- [To be done]:
Find the word "text" in the data. Return every line where it appears.

(Collected data)
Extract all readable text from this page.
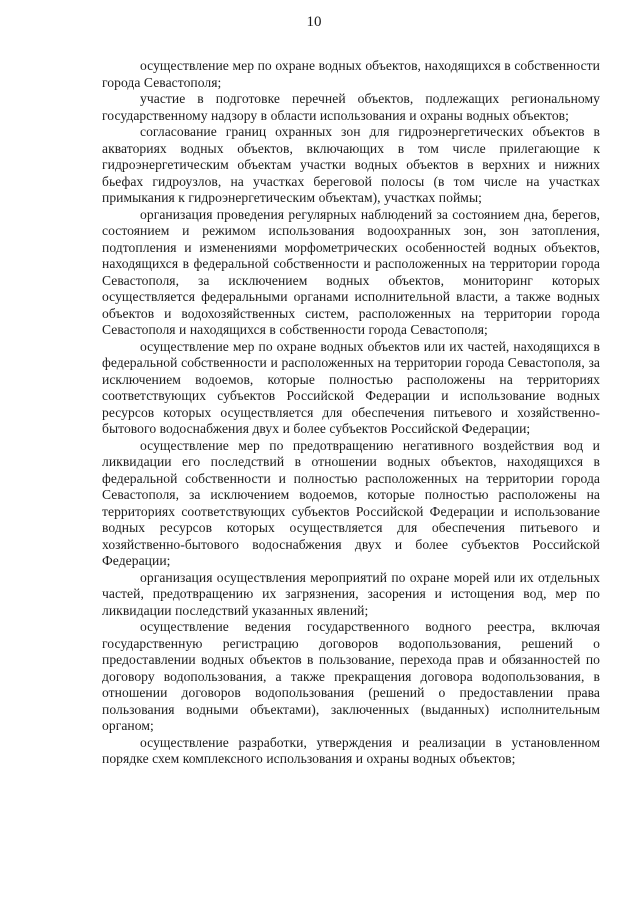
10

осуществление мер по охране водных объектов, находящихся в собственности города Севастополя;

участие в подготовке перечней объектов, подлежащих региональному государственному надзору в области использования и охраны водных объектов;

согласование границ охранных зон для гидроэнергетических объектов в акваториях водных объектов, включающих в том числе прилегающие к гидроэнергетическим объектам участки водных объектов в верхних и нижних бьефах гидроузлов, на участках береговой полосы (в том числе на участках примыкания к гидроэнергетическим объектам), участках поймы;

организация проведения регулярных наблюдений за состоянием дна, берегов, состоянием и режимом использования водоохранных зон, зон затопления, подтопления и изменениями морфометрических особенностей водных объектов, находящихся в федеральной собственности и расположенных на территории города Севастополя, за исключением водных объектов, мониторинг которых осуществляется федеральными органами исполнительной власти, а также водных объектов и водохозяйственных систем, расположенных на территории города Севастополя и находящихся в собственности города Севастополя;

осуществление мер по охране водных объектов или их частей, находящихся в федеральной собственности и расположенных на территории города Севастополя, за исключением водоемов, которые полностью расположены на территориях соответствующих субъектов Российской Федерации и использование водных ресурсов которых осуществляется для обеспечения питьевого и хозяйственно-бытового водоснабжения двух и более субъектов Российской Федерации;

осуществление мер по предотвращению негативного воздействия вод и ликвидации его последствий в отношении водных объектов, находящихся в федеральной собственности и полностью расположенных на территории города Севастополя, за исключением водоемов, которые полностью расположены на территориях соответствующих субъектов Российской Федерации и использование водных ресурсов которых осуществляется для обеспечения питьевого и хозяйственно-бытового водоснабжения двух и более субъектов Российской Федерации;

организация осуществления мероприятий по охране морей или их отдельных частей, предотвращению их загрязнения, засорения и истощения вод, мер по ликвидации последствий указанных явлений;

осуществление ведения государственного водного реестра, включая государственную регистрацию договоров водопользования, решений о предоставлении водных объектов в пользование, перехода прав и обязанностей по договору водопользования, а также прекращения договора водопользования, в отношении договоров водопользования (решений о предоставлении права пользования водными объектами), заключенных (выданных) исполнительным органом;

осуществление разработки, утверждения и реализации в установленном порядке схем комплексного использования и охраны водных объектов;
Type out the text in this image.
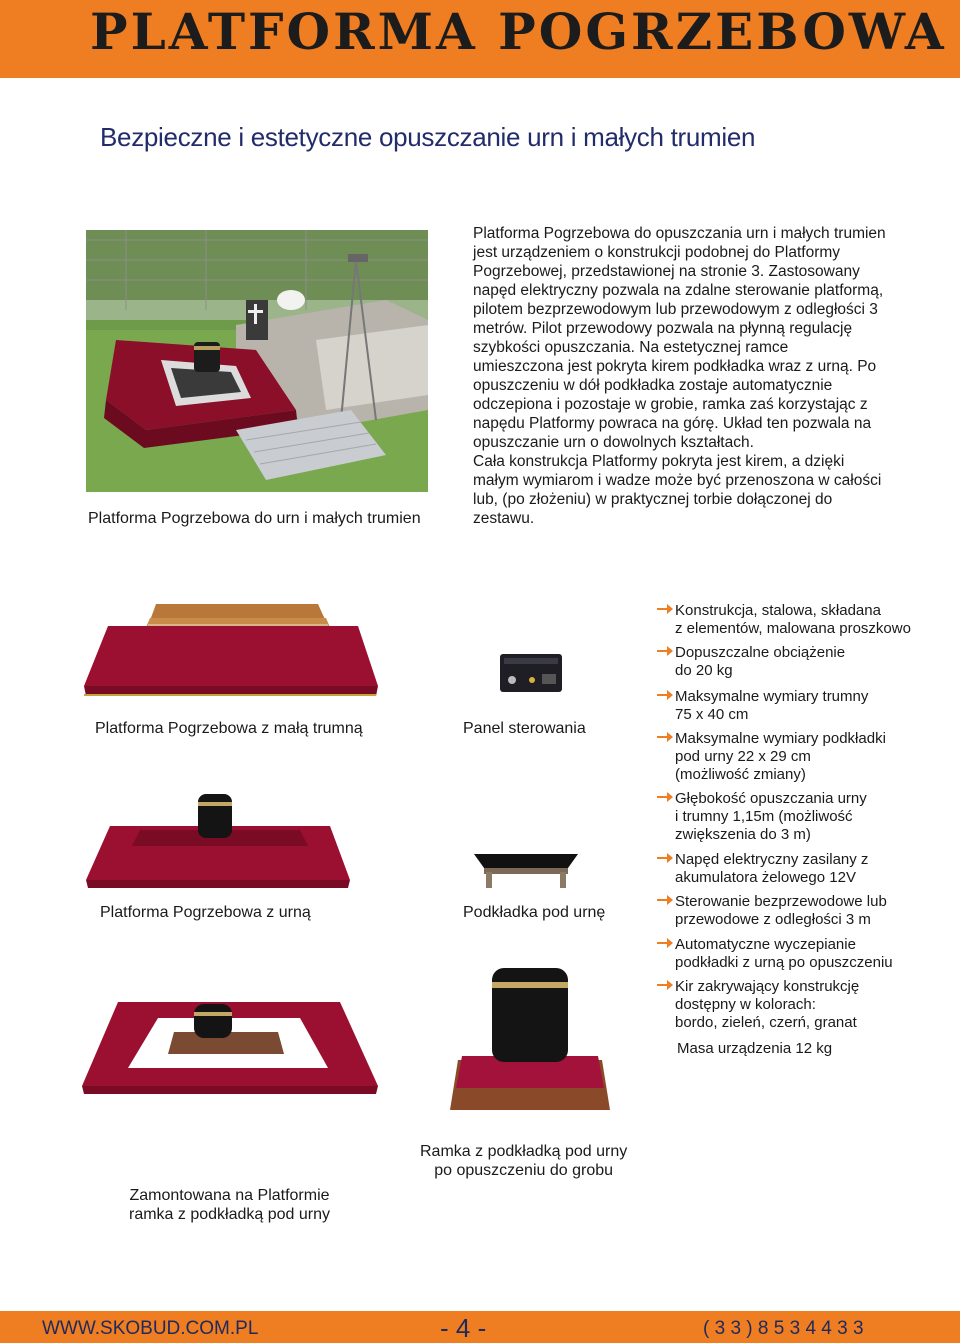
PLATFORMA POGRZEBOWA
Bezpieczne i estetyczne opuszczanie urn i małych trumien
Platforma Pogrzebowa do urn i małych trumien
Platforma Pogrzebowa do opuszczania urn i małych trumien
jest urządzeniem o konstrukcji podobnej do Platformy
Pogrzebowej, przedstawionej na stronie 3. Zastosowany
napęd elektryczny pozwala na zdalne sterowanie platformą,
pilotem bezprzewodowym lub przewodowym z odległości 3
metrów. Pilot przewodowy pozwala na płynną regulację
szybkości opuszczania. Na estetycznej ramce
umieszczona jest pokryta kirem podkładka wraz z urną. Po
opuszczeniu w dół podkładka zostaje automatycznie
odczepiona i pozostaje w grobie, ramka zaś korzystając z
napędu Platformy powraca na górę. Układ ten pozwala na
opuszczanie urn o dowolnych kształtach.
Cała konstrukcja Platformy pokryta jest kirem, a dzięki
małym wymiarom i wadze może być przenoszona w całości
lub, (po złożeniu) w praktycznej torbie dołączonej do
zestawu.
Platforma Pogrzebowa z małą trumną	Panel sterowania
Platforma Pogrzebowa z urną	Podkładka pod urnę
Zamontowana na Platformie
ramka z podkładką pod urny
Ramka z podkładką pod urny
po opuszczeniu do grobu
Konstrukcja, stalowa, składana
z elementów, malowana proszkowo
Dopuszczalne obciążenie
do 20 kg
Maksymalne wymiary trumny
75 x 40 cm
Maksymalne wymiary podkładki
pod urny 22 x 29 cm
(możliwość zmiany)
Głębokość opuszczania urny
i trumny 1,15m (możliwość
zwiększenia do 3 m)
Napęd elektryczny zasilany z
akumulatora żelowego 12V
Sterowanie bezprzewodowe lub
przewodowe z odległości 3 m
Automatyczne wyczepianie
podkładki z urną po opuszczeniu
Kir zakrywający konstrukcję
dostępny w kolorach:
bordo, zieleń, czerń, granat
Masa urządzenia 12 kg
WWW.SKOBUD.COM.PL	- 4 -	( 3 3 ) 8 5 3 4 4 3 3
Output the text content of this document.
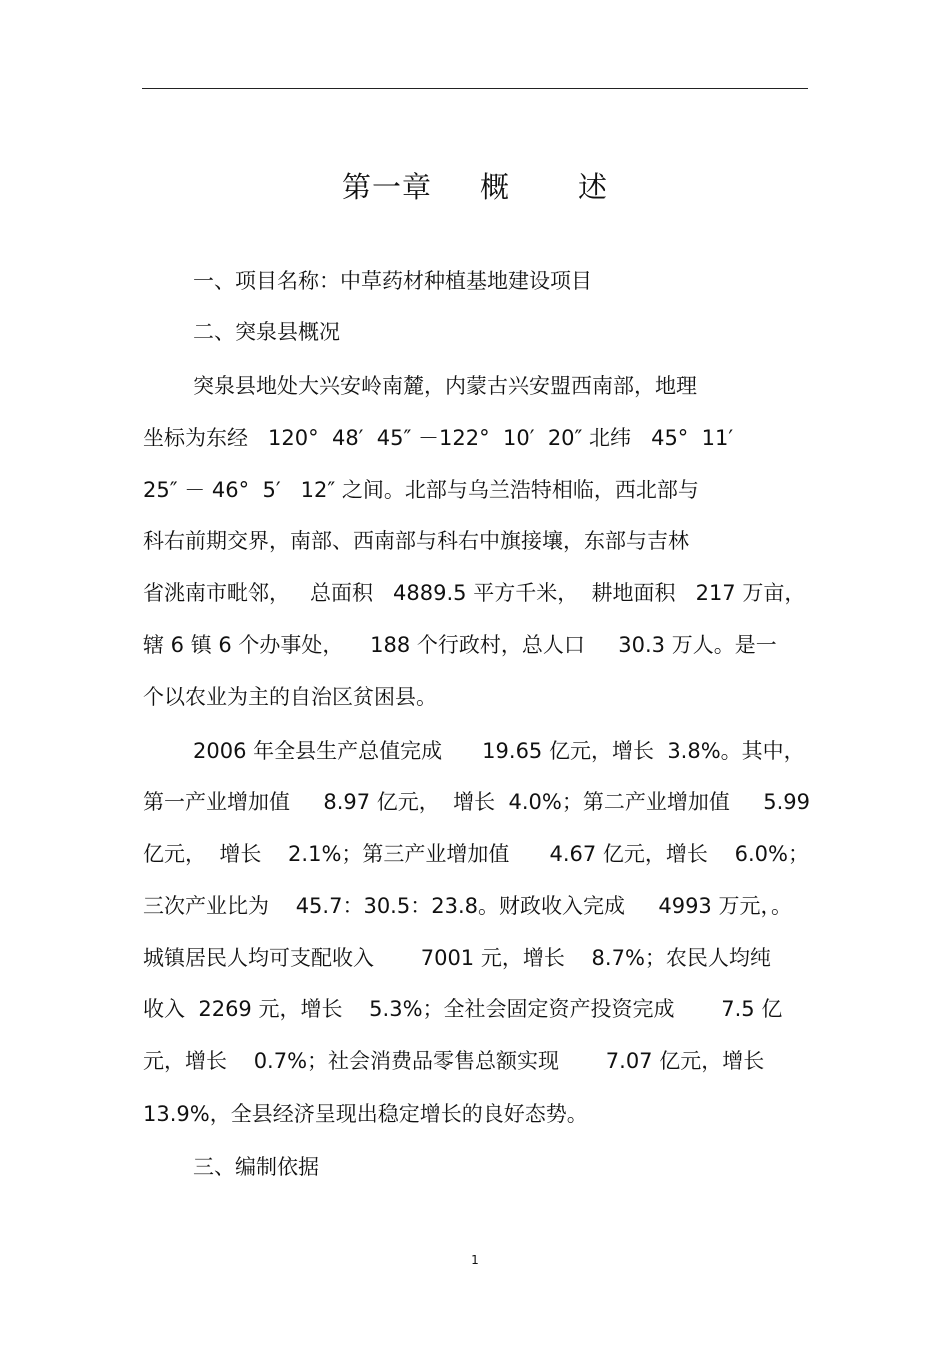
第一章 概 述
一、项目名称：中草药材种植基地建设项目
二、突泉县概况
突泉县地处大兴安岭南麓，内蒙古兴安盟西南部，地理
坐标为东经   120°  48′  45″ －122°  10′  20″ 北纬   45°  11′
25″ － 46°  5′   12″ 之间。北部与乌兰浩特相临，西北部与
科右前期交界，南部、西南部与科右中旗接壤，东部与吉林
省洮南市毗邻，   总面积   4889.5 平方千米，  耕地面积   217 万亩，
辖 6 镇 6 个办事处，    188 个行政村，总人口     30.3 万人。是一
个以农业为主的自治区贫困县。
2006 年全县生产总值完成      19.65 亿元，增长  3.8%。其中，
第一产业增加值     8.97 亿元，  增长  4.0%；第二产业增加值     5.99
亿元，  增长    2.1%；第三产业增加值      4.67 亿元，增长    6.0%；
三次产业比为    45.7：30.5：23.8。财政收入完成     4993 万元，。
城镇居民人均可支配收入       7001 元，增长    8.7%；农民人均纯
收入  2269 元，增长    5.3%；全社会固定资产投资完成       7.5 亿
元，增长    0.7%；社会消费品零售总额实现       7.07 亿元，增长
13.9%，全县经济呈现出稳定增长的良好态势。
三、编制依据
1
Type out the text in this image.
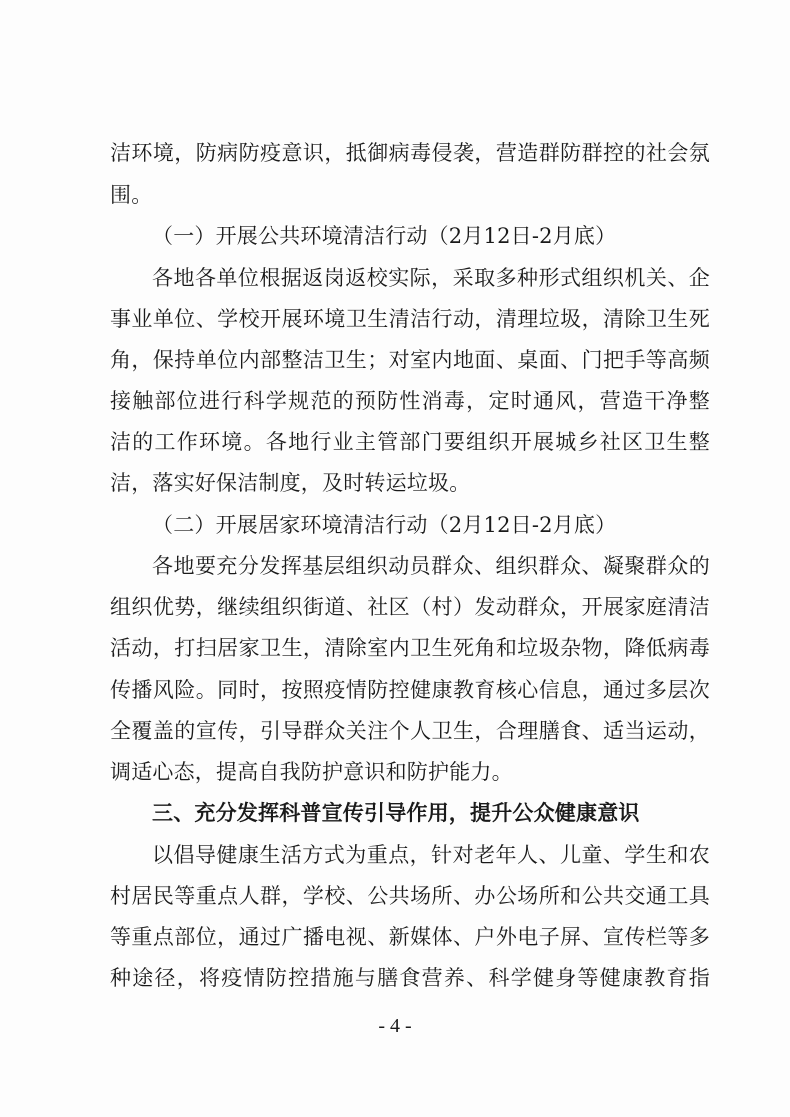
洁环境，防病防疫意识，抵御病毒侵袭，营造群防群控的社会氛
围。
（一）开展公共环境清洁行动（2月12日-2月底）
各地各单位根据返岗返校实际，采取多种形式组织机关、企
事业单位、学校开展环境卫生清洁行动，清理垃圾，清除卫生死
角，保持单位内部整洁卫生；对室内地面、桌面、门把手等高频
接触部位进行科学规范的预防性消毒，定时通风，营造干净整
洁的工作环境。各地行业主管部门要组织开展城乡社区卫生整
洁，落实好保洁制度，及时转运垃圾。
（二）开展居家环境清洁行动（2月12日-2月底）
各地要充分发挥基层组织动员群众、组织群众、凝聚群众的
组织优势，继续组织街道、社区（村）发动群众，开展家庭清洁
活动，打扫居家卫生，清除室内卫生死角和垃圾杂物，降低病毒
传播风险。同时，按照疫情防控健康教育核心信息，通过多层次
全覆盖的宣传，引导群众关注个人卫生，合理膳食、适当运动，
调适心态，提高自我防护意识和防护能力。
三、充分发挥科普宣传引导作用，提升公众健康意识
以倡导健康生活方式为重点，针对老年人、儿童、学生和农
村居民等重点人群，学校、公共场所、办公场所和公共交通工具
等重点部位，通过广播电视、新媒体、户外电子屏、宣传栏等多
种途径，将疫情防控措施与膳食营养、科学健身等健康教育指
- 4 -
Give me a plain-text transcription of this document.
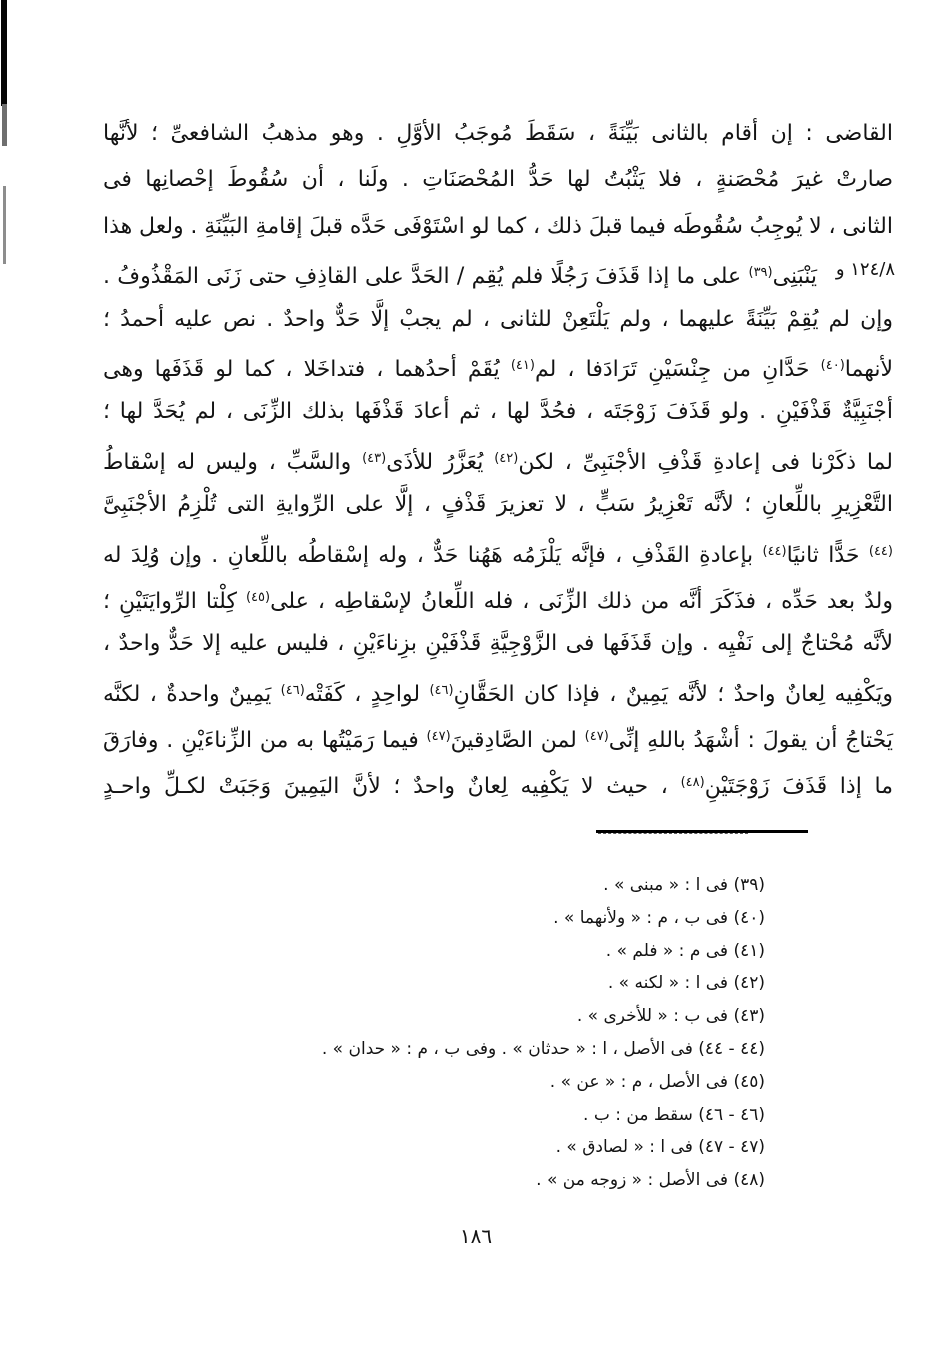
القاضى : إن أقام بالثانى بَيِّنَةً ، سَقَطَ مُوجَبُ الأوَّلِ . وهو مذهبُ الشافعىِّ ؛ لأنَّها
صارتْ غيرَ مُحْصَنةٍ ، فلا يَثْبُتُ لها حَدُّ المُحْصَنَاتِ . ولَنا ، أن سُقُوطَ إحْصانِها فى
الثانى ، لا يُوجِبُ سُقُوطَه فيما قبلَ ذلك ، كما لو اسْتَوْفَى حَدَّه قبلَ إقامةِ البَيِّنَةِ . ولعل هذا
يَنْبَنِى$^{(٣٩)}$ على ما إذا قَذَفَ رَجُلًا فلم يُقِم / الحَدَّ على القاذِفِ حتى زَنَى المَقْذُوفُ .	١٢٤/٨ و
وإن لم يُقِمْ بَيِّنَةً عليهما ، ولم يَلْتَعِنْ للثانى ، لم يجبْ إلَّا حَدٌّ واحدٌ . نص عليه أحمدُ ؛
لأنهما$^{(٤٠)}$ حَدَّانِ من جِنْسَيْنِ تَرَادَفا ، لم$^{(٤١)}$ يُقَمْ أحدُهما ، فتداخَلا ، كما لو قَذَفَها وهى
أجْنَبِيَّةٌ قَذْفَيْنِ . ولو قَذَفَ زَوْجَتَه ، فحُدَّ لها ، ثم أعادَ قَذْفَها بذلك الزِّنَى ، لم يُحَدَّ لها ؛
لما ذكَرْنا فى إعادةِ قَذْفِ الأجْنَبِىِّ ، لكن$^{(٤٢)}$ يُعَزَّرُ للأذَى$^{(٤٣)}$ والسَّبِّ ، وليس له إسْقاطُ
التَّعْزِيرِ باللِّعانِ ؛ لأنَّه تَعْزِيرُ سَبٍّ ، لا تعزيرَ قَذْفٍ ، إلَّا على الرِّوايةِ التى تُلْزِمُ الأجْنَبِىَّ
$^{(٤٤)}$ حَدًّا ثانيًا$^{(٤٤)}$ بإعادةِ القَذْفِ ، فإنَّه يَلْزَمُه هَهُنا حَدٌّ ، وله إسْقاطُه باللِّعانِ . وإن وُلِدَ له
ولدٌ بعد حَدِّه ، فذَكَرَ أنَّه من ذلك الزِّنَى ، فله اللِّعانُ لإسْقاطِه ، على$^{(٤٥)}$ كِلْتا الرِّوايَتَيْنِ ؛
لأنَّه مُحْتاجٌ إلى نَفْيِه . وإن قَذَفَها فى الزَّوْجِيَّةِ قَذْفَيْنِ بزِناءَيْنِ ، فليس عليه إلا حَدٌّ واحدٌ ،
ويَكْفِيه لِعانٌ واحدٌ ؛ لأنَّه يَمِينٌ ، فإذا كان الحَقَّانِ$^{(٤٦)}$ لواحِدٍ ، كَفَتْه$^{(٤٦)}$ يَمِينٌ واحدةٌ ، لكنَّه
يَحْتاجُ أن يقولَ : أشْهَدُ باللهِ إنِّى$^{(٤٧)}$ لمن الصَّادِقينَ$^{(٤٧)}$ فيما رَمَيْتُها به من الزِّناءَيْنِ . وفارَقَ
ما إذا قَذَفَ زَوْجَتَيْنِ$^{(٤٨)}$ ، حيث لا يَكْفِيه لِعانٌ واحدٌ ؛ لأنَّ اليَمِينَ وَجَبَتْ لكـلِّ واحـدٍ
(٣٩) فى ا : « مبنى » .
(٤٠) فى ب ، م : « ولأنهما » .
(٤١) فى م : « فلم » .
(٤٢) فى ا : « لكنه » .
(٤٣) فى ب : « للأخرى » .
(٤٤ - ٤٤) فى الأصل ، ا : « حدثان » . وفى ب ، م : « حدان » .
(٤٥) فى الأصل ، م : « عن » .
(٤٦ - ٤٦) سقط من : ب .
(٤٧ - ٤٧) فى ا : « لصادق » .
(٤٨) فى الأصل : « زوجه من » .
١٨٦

- [Answer to the exercise]:
Extract all readable text from this page.
Type out the text in this image.
Output the text content of this document.
Type out the text in this image.
Give me a plain-text transcription of this document.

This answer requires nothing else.